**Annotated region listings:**
-- begin --

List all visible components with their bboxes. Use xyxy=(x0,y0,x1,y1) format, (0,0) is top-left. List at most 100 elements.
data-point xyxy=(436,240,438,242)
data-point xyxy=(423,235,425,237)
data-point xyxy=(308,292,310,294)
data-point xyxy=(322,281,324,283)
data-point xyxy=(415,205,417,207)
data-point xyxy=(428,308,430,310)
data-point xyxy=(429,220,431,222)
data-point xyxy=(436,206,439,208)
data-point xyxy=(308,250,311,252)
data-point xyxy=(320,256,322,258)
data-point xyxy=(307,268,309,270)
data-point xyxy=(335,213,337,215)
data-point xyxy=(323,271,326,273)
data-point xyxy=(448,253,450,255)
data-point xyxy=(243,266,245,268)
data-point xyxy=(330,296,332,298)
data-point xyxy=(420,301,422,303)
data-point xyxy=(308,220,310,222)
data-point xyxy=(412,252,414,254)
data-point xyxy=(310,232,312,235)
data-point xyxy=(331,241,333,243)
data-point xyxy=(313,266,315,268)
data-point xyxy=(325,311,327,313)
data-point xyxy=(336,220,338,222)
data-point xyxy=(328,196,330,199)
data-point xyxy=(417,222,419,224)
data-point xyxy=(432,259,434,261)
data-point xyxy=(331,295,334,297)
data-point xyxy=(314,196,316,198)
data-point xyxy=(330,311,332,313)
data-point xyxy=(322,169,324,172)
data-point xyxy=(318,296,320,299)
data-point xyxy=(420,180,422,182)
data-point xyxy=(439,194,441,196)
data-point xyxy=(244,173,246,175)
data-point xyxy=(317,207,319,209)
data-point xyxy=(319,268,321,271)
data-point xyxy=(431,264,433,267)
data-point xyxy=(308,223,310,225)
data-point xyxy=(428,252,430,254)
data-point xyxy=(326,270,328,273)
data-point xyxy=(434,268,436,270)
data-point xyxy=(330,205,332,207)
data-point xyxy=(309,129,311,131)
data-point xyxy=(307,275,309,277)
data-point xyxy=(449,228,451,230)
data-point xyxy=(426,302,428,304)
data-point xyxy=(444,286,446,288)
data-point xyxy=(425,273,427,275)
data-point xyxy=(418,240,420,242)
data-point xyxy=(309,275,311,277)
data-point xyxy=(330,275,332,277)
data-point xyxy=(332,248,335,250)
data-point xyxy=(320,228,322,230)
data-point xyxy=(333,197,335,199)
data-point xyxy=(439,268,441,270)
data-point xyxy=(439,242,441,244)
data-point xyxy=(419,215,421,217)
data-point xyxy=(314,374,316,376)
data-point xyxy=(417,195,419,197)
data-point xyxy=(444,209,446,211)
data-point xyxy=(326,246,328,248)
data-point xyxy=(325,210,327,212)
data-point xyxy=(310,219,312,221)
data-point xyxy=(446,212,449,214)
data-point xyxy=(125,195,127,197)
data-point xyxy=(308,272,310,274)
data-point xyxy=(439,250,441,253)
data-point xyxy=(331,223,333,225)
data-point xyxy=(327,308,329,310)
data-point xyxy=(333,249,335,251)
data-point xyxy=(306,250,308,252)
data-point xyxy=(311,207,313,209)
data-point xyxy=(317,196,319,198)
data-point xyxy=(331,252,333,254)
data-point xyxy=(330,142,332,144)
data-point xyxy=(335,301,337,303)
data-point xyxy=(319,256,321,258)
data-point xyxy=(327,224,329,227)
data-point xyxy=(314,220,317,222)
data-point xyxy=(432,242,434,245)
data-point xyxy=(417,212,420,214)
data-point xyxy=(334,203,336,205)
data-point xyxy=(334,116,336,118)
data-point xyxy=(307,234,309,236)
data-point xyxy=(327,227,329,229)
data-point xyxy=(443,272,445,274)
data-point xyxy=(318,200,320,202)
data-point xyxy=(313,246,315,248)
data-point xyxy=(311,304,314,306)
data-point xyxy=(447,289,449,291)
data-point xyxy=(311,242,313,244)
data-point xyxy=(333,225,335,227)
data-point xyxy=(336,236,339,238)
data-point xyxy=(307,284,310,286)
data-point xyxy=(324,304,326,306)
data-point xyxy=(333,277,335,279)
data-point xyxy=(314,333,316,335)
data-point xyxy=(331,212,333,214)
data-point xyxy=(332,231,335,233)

-- end --

Copy these records line for line, with no changes.

**Exercise result:**
List all visible components with their bboxes. Use xyxy=(x0,y0,x1,y1) format, (0,0) is top-left. List at most 100 elements.
data-point xyxy=(436,240,438,242)
data-point xyxy=(423,235,425,237)
data-point xyxy=(308,292,310,294)
data-point xyxy=(322,281,324,283)
data-point xyxy=(415,205,417,207)
data-point xyxy=(428,308,430,310)
data-point xyxy=(429,220,431,222)
data-point xyxy=(436,206,439,208)
data-point xyxy=(308,250,311,252)
data-point xyxy=(320,256,322,258)
data-point xyxy=(307,268,309,270)
data-point xyxy=(335,213,337,215)
data-point xyxy=(323,271,326,273)
data-point xyxy=(448,253,450,255)
data-point xyxy=(243,266,245,268)
data-point xyxy=(330,296,332,298)
data-point xyxy=(420,301,422,303)
data-point xyxy=(308,220,310,222)
data-point xyxy=(412,252,414,254)
data-point xyxy=(310,232,312,235)
data-point xyxy=(331,241,333,243)
data-point xyxy=(313,266,315,268)
data-point xyxy=(325,311,327,313)
data-point xyxy=(336,220,338,222)
data-point xyxy=(328,196,330,199)
data-point xyxy=(417,222,419,224)
data-point xyxy=(432,259,434,261)
data-point xyxy=(331,295,334,297)
data-point xyxy=(314,196,316,198)
data-point xyxy=(330,311,332,313)
data-point xyxy=(322,169,324,172)
data-point xyxy=(318,296,320,299)
data-point xyxy=(420,180,422,182)
data-point xyxy=(439,194,441,196)
data-point xyxy=(244,173,246,175)
data-point xyxy=(317,207,319,209)
data-point xyxy=(319,268,321,271)
data-point xyxy=(431,264,433,267)
data-point xyxy=(308,223,310,225)
data-point xyxy=(428,252,430,254)
data-point xyxy=(326,270,328,273)
data-point xyxy=(434,268,436,270)
data-point xyxy=(330,205,332,207)
data-point xyxy=(309,129,311,131)
data-point xyxy=(307,275,309,277)
data-point xyxy=(449,228,451,230)
data-point xyxy=(426,302,428,304)
data-point xyxy=(444,286,446,288)
data-point xyxy=(425,273,427,275)
data-point xyxy=(418,240,420,242)
data-point xyxy=(309,275,311,277)
data-point xyxy=(330,275,332,277)
data-point xyxy=(332,248,335,250)
data-point xyxy=(320,228,322,230)
data-point xyxy=(333,197,335,199)
data-point xyxy=(439,268,441,270)
data-point xyxy=(439,242,441,244)
data-point xyxy=(419,215,421,217)
data-point xyxy=(314,374,316,376)
data-point xyxy=(417,195,419,197)
data-point xyxy=(444,209,446,211)
data-point xyxy=(326,246,328,248)
data-point xyxy=(325,210,327,212)
data-point xyxy=(310,219,312,221)
data-point xyxy=(446,212,449,214)
data-point xyxy=(125,195,127,197)
data-point xyxy=(308,272,310,274)
data-point xyxy=(439,250,441,253)
data-point xyxy=(331,223,333,225)
data-point xyxy=(327,308,329,310)
data-point xyxy=(333,249,335,251)
data-point xyxy=(306,250,308,252)
data-point xyxy=(311,207,313,209)
data-point xyxy=(317,196,319,198)
data-point xyxy=(331,252,333,254)
data-point xyxy=(330,142,332,144)
data-point xyxy=(335,301,337,303)
data-point xyxy=(319,256,321,258)
data-point xyxy=(327,224,329,227)
data-point xyxy=(314,220,317,222)
data-point xyxy=(432,242,434,245)
data-point xyxy=(417,212,420,214)
data-point xyxy=(334,203,336,205)
data-point xyxy=(334,116,336,118)
data-point xyxy=(307,234,309,236)
data-point xyxy=(327,227,329,229)
data-point xyxy=(443,272,445,274)
data-point xyxy=(318,200,320,202)
data-point xyxy=(313,246,315,248)
data-point xyxy=(311,304,314,306)
data-point xyxy=(447,289,449,291)
data-point xyxy=(311,242,313,244)
data-point xyxy=(333,225,335,227)
data-point xyxy=(336,236,339,238)
data-point xyxy=(307,284,310,286)
data-point xyxy=(324,304,326,306)
data-point xyxy=(333,277,335,279)
data-point xyxy=(314,333,316,335)
data-point xyxy=(331,212,333,214)
data-point xyxy=(332,231,335,233)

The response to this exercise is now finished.